◆ **WHAT THE TASK REQUIRES**
Lift every line from the entries that includes the word "Viomi".

[Chart and figure data]
▬▬▬▬▬▬▬▬▬▬

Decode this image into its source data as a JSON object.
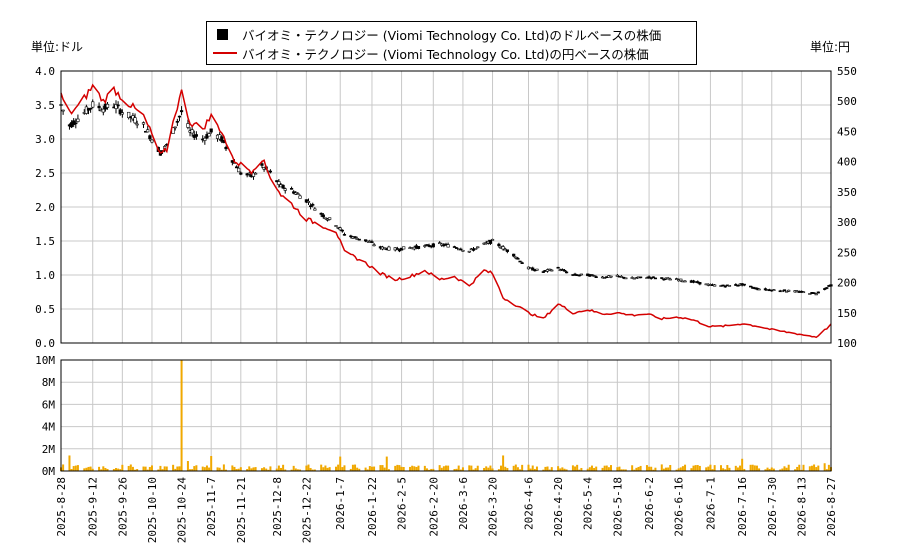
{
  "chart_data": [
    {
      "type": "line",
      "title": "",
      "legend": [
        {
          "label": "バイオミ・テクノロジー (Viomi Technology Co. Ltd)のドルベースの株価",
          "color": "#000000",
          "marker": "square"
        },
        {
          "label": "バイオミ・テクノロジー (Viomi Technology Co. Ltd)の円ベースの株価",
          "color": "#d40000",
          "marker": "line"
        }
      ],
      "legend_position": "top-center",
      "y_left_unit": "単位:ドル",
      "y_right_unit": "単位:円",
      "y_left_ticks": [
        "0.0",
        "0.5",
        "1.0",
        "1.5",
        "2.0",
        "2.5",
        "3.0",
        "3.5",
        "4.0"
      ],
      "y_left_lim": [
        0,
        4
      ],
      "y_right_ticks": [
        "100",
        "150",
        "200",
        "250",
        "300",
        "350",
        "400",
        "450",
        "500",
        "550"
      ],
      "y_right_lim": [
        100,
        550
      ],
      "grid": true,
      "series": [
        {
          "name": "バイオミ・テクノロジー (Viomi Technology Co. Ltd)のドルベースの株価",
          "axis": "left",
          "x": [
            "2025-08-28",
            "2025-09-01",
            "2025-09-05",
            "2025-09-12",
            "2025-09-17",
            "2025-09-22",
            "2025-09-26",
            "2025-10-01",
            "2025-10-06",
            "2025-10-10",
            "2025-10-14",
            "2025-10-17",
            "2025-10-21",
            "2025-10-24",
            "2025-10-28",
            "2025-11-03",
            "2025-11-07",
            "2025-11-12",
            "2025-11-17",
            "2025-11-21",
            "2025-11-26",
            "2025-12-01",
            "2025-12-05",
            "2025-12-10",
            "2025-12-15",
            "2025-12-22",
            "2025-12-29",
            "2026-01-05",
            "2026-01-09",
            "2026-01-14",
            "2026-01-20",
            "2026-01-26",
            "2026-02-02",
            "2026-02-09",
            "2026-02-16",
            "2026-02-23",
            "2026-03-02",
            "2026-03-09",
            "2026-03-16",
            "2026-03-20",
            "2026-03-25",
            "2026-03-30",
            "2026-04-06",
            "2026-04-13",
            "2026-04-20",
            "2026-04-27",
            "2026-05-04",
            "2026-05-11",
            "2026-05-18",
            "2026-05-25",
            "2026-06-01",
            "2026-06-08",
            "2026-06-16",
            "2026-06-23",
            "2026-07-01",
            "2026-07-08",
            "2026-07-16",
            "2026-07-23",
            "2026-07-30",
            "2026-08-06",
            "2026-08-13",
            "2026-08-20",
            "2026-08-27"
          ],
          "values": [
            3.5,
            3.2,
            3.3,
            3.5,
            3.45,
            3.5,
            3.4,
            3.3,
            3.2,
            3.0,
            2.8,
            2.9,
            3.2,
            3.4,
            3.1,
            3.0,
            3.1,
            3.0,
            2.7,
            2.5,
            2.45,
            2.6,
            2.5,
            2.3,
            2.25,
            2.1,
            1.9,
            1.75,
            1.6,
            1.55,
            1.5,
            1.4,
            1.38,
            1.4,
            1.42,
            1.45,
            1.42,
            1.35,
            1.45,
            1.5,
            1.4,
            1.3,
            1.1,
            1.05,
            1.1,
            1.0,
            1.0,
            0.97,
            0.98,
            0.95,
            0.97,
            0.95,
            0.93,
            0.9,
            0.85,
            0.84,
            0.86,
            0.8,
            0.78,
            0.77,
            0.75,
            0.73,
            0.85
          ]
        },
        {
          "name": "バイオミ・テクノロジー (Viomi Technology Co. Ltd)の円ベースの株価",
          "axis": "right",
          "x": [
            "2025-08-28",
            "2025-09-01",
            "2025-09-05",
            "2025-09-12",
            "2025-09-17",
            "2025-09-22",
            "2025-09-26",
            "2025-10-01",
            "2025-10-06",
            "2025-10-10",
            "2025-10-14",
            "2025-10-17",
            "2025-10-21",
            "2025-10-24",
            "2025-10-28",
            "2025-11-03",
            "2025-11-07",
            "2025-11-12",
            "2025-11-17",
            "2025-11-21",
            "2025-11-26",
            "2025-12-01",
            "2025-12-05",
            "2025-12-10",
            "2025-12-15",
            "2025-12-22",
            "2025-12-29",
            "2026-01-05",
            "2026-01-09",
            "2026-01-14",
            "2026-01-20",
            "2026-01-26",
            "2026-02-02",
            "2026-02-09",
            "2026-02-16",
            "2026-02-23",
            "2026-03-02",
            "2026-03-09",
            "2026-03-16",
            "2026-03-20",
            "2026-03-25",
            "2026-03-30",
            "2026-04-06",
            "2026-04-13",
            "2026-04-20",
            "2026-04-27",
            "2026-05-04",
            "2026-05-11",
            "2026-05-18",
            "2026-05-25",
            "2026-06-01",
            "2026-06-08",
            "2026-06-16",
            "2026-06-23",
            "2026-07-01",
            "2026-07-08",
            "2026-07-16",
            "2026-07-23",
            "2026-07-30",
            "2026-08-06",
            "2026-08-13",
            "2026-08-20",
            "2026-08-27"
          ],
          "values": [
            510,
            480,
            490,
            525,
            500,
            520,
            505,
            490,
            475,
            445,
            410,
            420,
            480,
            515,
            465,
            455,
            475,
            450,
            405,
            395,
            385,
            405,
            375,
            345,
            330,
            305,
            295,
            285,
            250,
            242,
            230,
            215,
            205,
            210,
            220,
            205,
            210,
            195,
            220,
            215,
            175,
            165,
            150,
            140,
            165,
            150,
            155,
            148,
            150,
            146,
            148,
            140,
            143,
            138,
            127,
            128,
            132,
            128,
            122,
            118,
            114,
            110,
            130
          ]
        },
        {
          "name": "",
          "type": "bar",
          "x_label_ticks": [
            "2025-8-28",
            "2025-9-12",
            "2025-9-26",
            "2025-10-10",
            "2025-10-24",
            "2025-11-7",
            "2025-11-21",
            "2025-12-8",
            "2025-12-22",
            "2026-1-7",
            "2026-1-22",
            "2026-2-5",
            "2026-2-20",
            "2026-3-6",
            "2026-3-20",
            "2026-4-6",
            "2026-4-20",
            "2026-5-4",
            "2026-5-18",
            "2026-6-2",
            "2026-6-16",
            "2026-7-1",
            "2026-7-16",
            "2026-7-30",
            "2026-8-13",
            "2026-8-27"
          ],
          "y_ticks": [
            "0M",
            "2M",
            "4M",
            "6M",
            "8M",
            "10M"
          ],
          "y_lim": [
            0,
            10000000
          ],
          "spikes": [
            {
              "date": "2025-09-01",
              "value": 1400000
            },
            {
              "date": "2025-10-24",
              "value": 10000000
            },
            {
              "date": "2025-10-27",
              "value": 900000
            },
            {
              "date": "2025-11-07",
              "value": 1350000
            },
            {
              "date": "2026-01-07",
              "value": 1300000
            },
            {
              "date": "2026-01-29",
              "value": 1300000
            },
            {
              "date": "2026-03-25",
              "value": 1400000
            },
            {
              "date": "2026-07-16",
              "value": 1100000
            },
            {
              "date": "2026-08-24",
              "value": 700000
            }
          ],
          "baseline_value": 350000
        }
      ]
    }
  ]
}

▬▬▬▬▬▬▬▬▬▬

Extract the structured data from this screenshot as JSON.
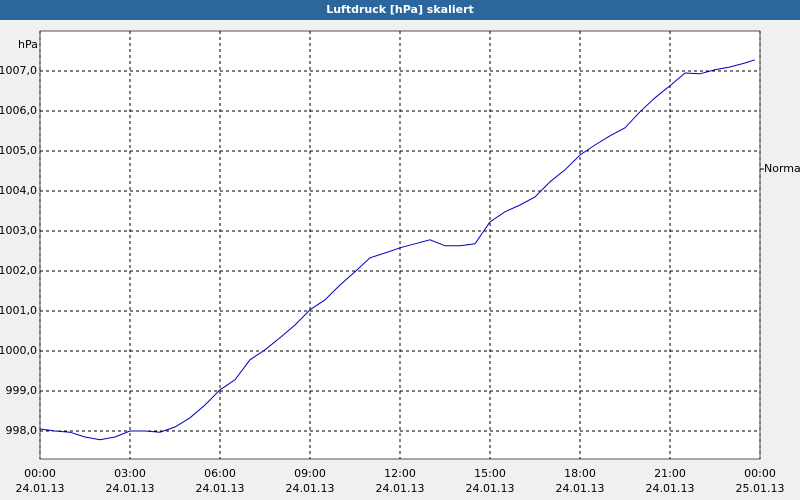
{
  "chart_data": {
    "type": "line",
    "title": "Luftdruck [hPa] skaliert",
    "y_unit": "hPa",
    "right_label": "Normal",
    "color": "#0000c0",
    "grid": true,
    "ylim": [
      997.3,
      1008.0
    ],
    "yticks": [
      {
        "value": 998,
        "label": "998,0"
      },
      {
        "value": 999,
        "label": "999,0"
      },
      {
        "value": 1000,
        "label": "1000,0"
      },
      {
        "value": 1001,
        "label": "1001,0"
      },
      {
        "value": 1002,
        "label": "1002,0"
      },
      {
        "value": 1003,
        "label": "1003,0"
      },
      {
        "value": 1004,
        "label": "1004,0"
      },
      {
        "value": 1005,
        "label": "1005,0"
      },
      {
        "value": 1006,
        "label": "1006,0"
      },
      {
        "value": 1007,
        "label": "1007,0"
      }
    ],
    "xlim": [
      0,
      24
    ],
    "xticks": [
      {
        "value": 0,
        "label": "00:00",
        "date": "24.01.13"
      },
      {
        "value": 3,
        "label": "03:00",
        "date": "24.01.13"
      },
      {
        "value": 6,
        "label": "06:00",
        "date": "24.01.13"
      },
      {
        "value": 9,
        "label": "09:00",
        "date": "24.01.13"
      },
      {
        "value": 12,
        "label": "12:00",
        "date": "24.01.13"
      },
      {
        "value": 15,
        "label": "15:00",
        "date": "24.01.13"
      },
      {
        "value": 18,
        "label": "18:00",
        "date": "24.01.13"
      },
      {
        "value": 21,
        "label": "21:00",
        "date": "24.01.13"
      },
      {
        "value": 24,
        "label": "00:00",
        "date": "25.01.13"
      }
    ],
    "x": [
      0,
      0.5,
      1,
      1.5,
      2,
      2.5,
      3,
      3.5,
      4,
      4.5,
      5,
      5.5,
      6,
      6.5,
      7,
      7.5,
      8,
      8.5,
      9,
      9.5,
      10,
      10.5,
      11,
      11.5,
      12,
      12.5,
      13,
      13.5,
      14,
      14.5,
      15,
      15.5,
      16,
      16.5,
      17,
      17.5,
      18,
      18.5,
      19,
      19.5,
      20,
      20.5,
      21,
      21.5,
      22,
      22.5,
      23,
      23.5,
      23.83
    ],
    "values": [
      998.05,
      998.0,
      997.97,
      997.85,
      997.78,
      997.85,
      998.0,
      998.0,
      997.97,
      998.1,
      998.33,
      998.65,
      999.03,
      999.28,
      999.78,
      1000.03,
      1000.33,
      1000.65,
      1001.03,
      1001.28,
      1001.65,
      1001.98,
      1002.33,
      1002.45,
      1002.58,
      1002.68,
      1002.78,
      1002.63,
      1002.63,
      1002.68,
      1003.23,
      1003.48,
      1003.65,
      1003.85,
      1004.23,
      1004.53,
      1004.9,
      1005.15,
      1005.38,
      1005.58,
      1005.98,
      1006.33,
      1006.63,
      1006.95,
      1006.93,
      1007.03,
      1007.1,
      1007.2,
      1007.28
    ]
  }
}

▬▬▬▬▬▬▬▬▬▬

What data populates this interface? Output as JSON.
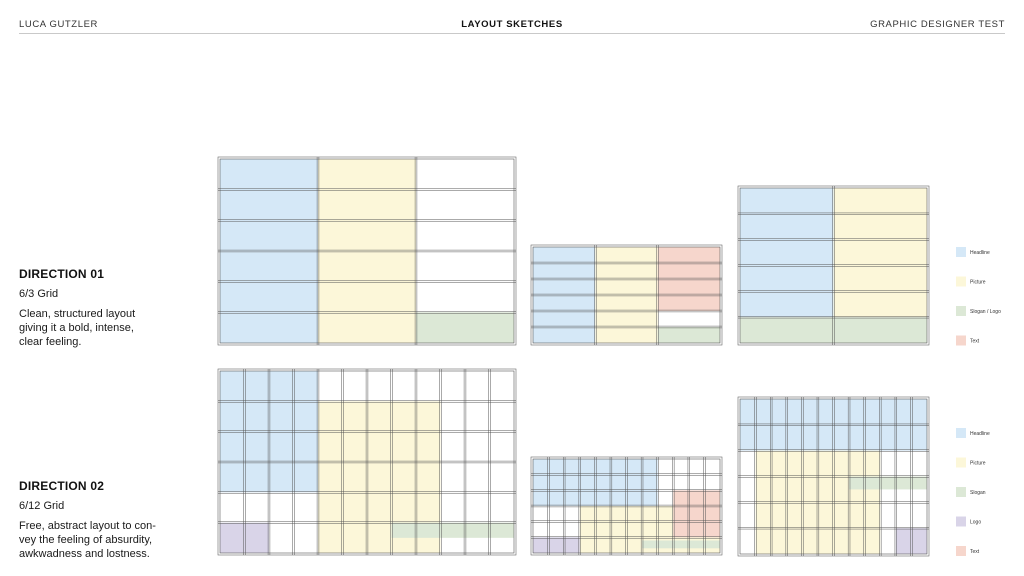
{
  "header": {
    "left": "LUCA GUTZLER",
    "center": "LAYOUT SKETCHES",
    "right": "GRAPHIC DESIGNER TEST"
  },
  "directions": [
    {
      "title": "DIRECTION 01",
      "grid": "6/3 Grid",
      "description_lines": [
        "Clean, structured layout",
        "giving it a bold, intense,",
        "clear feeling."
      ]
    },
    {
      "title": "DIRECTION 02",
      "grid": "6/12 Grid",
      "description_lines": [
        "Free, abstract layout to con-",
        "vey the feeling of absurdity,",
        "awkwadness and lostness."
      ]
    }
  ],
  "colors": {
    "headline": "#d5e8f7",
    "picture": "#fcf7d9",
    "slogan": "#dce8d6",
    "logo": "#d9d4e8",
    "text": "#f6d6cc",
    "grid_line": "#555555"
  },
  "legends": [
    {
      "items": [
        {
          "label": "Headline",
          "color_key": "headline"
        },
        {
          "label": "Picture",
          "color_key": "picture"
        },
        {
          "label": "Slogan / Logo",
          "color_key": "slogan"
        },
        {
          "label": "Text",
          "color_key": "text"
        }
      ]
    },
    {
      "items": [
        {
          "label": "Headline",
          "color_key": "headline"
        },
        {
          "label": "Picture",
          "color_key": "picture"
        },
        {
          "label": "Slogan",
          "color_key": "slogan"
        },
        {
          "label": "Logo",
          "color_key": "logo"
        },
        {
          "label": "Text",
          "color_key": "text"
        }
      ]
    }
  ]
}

▬▬▬▬▬▬▬▬▬▬

◆ **PROBLEM SOLUTION**
          "label": "バイオミ・テクノロジー (Viomi Technology Co. Ltd)のドルベースの株価",
          "label": "バイオミ・テクノロジー (Viomi Technology Co. Ltd)の円ベースの株価",
          "name": "バイオミ・テクノロジー (Viomi Technology Co. Ltd)のドルベースの株価",
          "name": "バイオミ・テクノロジー (Viomi Technology Co. Ltd)の円ベースの株価",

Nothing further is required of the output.